> _Exercise aim_
Exclude the pictures and retype the entries as written.

--- Start Exercise inputs ---

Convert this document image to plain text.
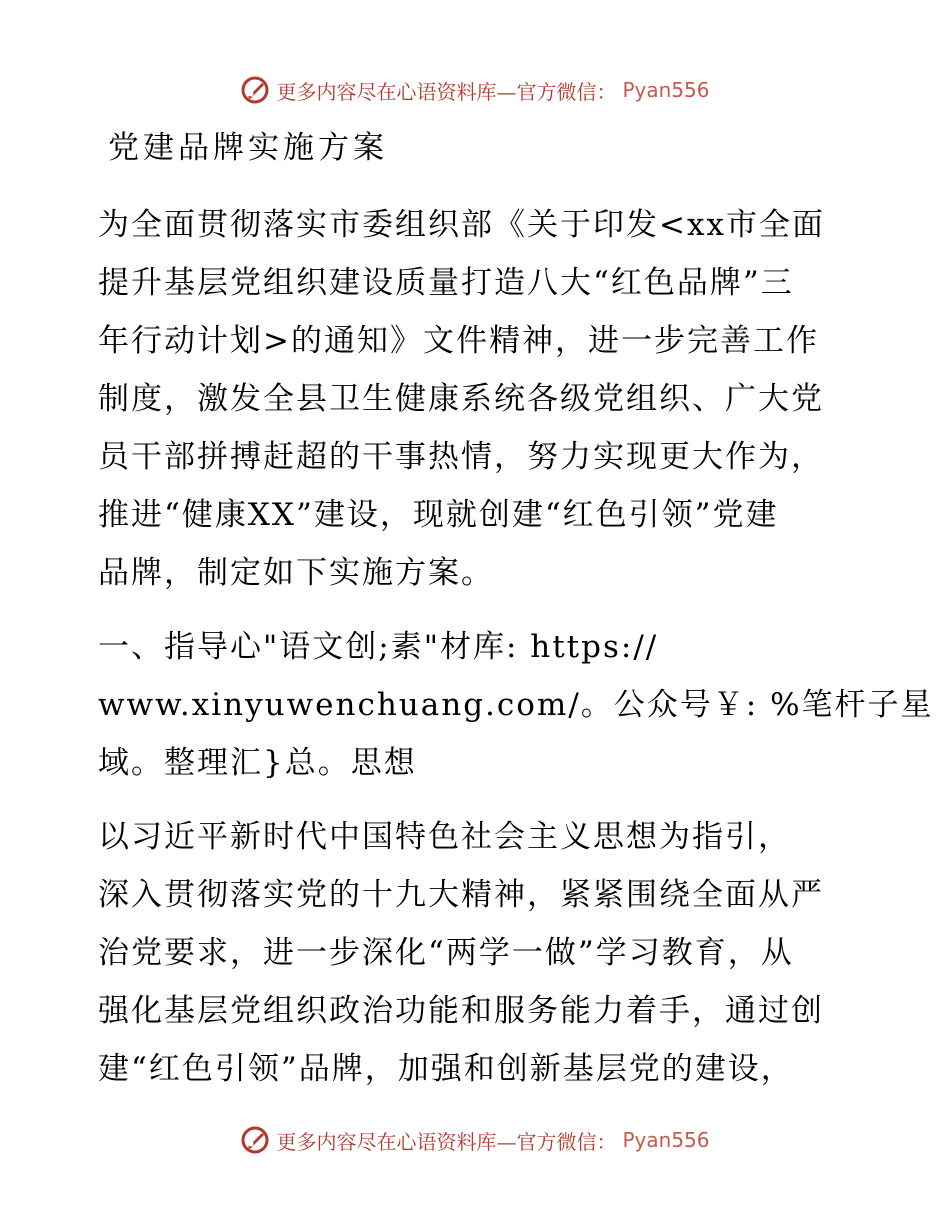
更多内容尽在心语资料库—官方微信： Pyan556
党建品牌实施方案
为全面贯彻落实市委组织部《关于印发<xx市全面
提升基层党组织建设质量打造八大“红色品牌”三
年行动计划>的通知》文件精神，进一步完善工作
制度，激发全县卫生健康系统各级党组织、广大党
员干部拼搏赶超的干事热情，努力实现更大作为，
推进“健康XX”建设，现就创建“红色引领”党建
品牌，制定如下实施方案。
一、指导心"语文创;素"材库: https://
www.xinyuwenchuang.com/。公众号￥: %笔杆子星
域。整理汇}总。思想
以习近平新时代中国特色社会主义思想为指引，
深入贯彻落实党的十九大精神，紧紧围绕全面从严
治党要求，进一步深化“两学一做”学习教育，从
强化基层党组织政治功能和服务能力着手，通过创
建“红色引领”品牌，加强和创新基层党的建设，
更多内容尽在心语资料库—官方微信： Pyan556
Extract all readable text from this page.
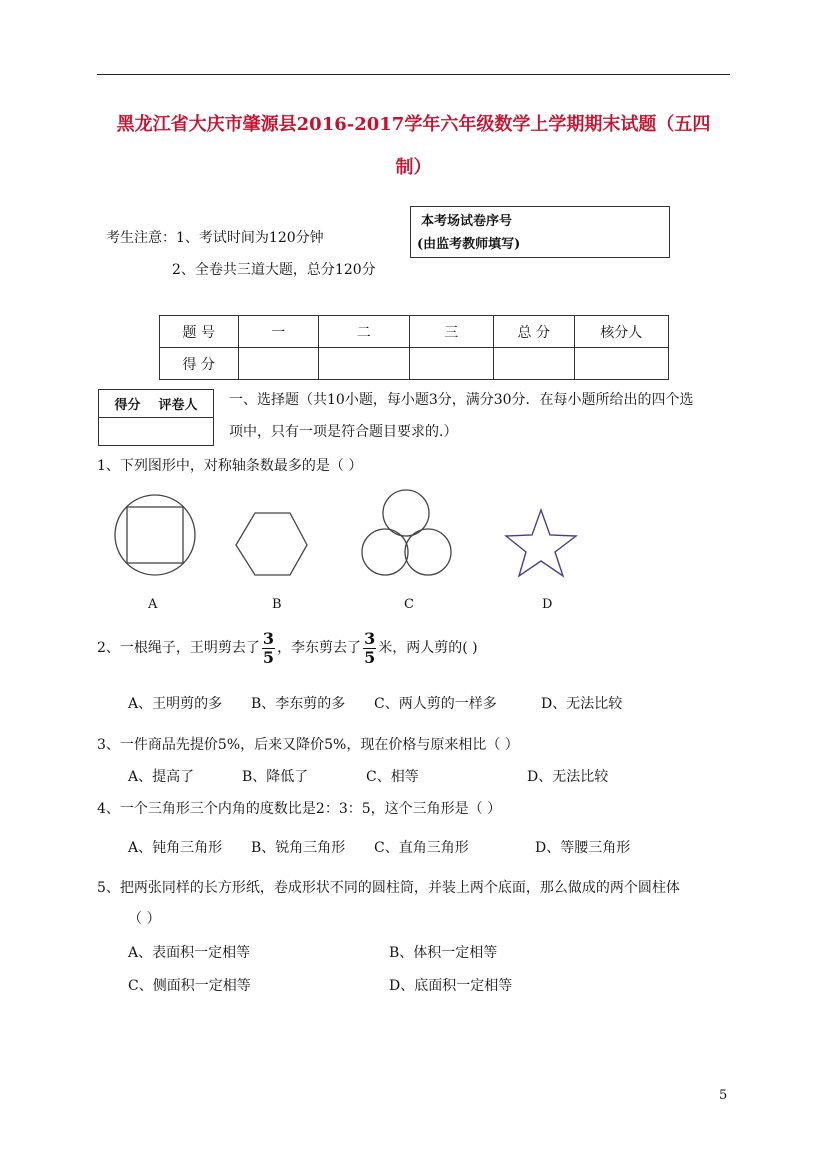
黑龙江省大庆市肇源县2016-2017学年六年级数学上学期期末试题（五四
制）
考生注意：1、考试时间为120分钟
2、全卷共三道大题，总分120分
本考场试卷序号
(由监考教师填写)
题 号	一	二	三	总 分	核分人
得 分					
得分    评卷人 一、选择题（共10小题，每小题3分，满分30分．在每小题所给出的四个选
项中，只有一项是符合题目要求的.）
1、下列图形中，对称轴条数最多的是（ ）
A	B	C	D
2、一根绳子，王明剪去了 $\frac{3}{5}$ ，李东剪去了 $\frac{3}{5}$ 米，两人剪的( )
A、王明剪的多 B、李东剪的多 C、两人剪的一样多	D、无法比较
3、一件商品先提价5%，后来又降价5%，现在价格与原来相比（ ）
A、提高了	B、降低了	C、相等	D、无法比较
4、一个三角形三个内角的度数比是2：3：5，这个三角形是（ ）
A、钝角三角形 B、锐角三角形 C、直角三角形	D、等腰三角形
5、把两张同样的长方形纸，卷成形状不同的圆柱筒，并装上两个底面，那么做成的两个圆柱体
（ ）
A、表面积一定相等	B、体积一定相等
C、侧面积一定相等	D、底面积一定相等
5
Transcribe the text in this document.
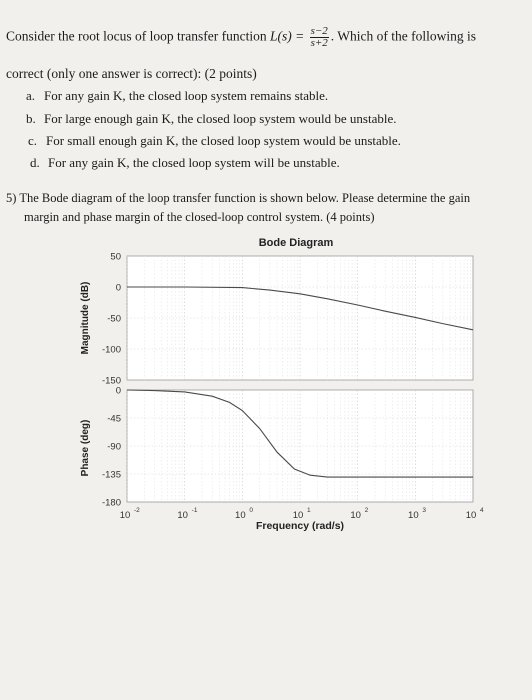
Consider the root locus of loop transfer function $L(s) = \frac{s-2}{s+2}$ . Which of the following is
correct (only one answer is correct): (2 points)
a. For any gain K, the closed loop system remains stable.
b. For large enough gain K, the closed loop system would be unstable.
c. For small enough gain K, the closed loop system would be unstable.
d. For any gain K, the closed loop system will be unstable.
5) The Bode diagram of the loop transfer function is shown below. Please determine the gain
margin and phase margin of the closed-loop control system. (4 points)
Bode Diagram
50
0
-50
-100
-150
Magnitude (dB)
0
-45
-90
-135
-180
Phase (deg)
10 -2	10 -1	10 0	10 1	10 2	10 3	10 4
Frequency (rad/s)
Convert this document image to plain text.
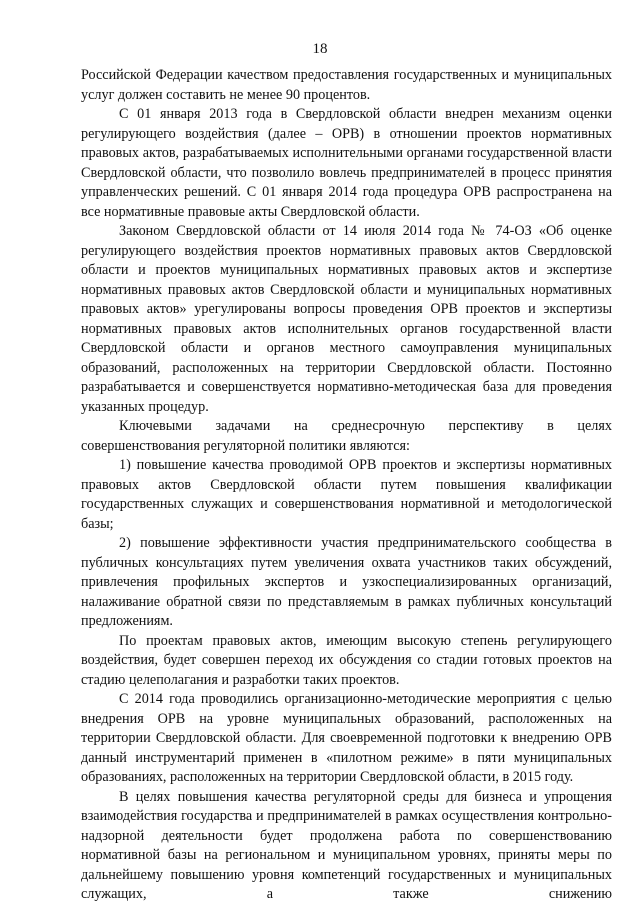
18

Российской Федерации качеством предоставления государственных и муниципальных услуг должен составить не менее 90 процентов.

С 01 января 2013 года в Свердловской области внедрен механизм оценки регулирующего воздействия (далее – ОРВ) в отношении проектов нормативных правовых актов, разрабатываемых исполнительными органами государственной власти Свердловской области, что позволило вовлечь предпринимателей в процесс принятия управленческих решений. С 01 января 2014 года процедура ОРВ распространена на все нормативные правовые акты Свердловской области.

Законом Свердловской области от 14 июля 2014 года № 74-ОЗ «Об оценке регулирующего воздействия проектов нормативных правовых актов Свердловской области и проектов муниципальных нормативных правовых актов и экспертизе нормативных правовых актов Свердловской области и муниципальных нормативных правовых актов» урегулированы вопросы проведения ОРВ проектов и экспертизы нормативных правовых актов исполнительных органов государственной власти Свердловской области и органов местного самоуправления муниципальных образований, расположенных на территории Свердловской области. Постоянно разрабатывается и совершенствуется нормативно-методическая база для проведения указанных процедур.

Ключевыми задачами на среднесрочную перспективу в целях совершенствования регуляторной политики являются:

1) повышение качества проводимой ОРВ проектов и экспертизы нормативных правовых актов Свердловской области путем повышения квалификации государственных служащих и совершенствования нормативной и методологической базы;

2) повышение эффективности участия предпринимательского сообщества в публичных консультациях путем увеличения охвата участников таких обсуждений, привлечения профильных экспертов и узкоспециализированных организаций, налаживание обратной связи по представляемым в рамках публичных консультаций предложениям.

По проектам правовых актов, имеющим высокую степень регулирующего воздействия, будет совершен переход их обсуждения со стадии готовых проектов на стадию целеполагания и разработки таких проектов.

С 2014 года проводились организационно-методические мероприятия с целью внедрения ОРВ на уровне муниципальных образований, расположенных на территории Свердловской области. Для своевременной подготовки к внедрению ОРВ данный инструментарий применен в «пилотном режиме» в пяти муниципальных образованиях, расположенных на территории Свердловской области, в 2015 году.

В целях повышения качества регуляторной среды для бизнеса и упрощения взаимодействия государства и предпринимателей в рамках осуществления контрольно-надзорной деятельности будет продолжена работа по совершенствованию нормативной базы на региональном и муниципальном уровнях, приняты меры по дальнейшему повышению уровня компетенций государственных и муниципальных служащих, а также снижению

--- End Exercise inputs ---

> _Solution for this exercise_
Convert this document image to plain text.
更多内容尽在心语资料库—官方微信： Pyan556
党建品牌实施方案
为全面贯彻落实市委组织部《关于印发<xx市全面
提升基层党组织建设质量打造八大“红色品牌”三
年行动计划>的通知》文件精神，进一步完善工作
制度，激发全县卫生健康系统各级党组织、广大党
员干部拼搏赶超的干事热情，努力实现更大作为，
推进“健康XX”建设，现就创建“红色引领”党建
品牌，制定如下实施方案。
一、指导心"语文创;素"材库: https://
www.xinyuwenchuang.com/。公众号￥: %笔杆子星
域。整理汇}总。思想
以习近平新时代中国特色社会主义思想为指引，
深入贯彻落实党的十九大精神，紧紧围绕全面从严
治党要求，进一步深化“两学一做”学习教育，从
强化基层党组织政治功能和服务能力着手，通过创
建“红色引领”品牌，加强和创新基层党的建设，
更多内容尽在心语资料库—官方微信： Pyan556
Extract all readable text from this page.
黑龙江省大庆市肇源县2016-2017学年六年级数学上学期期末试题（五四
制）
考生注意：1、考试时间为120分钟
2、全卷共三道大题，总分120分
本考场试卷序号
(由监考教师填写)
题 号	一	二	三	总 分	核分人
得 分					
得分    评卷人 一、选择题（共10小题，每小题3分，满分30分．在每小题所给出的四个选
项中，只有一项是符合题目要求的.）
1、下列图形中，对称轴条数最多的是（ ）
A	B	C	D
2、一根绳子，王明剪去了 $\frac{3}{5}$ ，李东剪去了 $\frac{3}{5}$ 米，两人剪的( )
A、王明剪的多 B、李东剪的多 C、两人剪的一样多	D、无法比较
3、一件商品先提价5%，后来又降价5%，现在价格与原来相比（ ）
A、提高了	B、降低了	C、相等	D、无法比较
4、一个三角形三个内角的度数比是2：3：5，这个三角形是（ ）
A、钝角三角形 B、锐角三角形 C、直角三角形	D、等腰三角形
5、把两张同样的长方形纸，卷成形状不同的圆柱筒，并装上两个底面，那么做成的两个圆柱体
（ ）
A、表面积一定相等	B、体积一定相等
C、侧面积一定相等	D、底面积一定相等
5
Transcribe the text in this document.
Consider the root locus of loop transfer function $L(s) = \frac{s-2}{s+2}$ . Which of the following is
correct (only one answer is correct): (2 points)
a. For any gain K, the closed loop system remains stable.
b. For large enough gain K, the closed loop system would be unstable.
c. For small enough gain K, the closed loop system would be unstable.
d. For any gain K, the closed loop system will be unstable.
5) The Bode diagram of the loop transfer function is shown below. Please determine the gain
margin and phase margin of the closed-loop control system. (4 points)
Bode Diagram
50
0
-50
-100
-150
Magnitude (dB)
0
-45
-90
-135
-180
Phase (deg)
10 -2	10 -1	10 0	10 1	10 2	10 3	10 4
Frequency (rad/s)
Convert this document image to plain text.
18

Российской Федерации качеством предоставления государственных и муниципальных услуг должен составить не менее 90 процентов.

С 01 января 2013 года в Свердловской области внедрен механизм оценки регулирующего воздействия (далее – ОРВ) в отношении проектов нормативных правовых актов, разрабатываемых исполнительными органами государственной власти Свердловской области, что позволило вовлечь предпринимателей в процесс принятия управленческих решений. С 01 января 2014 года процедура ОРВ распространена на все нормативные правовые акты Свердловской области.

Законом Свердловской области от 14 июля 2014 года № 74-ОЗ «Об оценке регулирующего воздействия проектов нормативных правовых актов Свердловской области и проектов муниципальных нормативных правовых актов и экспертизе нормативных правовых актов Свердловской области и муниципальных нормативных правовых актов» урегулированы вопросы проведения ОРВ проектов и экспертизы нормативных правовых актов исполнительных органов государственной власти Свердловской области и органов местного самоуправления муниципальных образований, расположенных на территории Свердловской области. Постоянно разрабатывается и совершенствуется нормативно-методическая база для проведения указанных процедур.

Ключевыми задачами на среднесрочную перспективу в целях совершенствования регуляторной политики являются:

1) повышение качества проводимой ОРВ проектов и экспертизы нормативных правовых актов Свердловской области путем повышения квалификации государственных служащих и совершенствования нормативной и методологической базы;

2) повышение эффективности участия предпринимательского сообщества в публичных консультациях путем увеличения охвата участников таких обсуждений, привлечения профильных экспертов и узкоспециализированных организаций, налаживание обратной связи по представляемым в рамках публичных консультаций предложениям.

По проектам правовых актов, имеющим высокую степень регулирующего воздействия, будет совершен переход их обсуждения со стадии готовых проектов на стадию целеполагания и разработки таких проектов.

С 2014 года проводились организационно-методические мероприятия с целью внедрения ОРВ на уровне муниципальных образований, расположенных на территории Свердловской области. Для своевременной подготовки к внедрению ОРВ данный инструментарий применен в «пилотном режиме» в пяти муниципальных образованиях, расположенных на территории Свердловской области, в 2015 году.

В целях повышения качества регуляторной среды для бизнеса и упрощения взаимодействия государства и предпринимателей в рамках осуществления контрольно-надзорной деятельности будет продолжена работа по совершенствованию нормативной базы на региональном и муниципальном уровнях, приняты меры по дальнейшему повышению уровня компетенций государственных и муниципальных служащих, а также снижению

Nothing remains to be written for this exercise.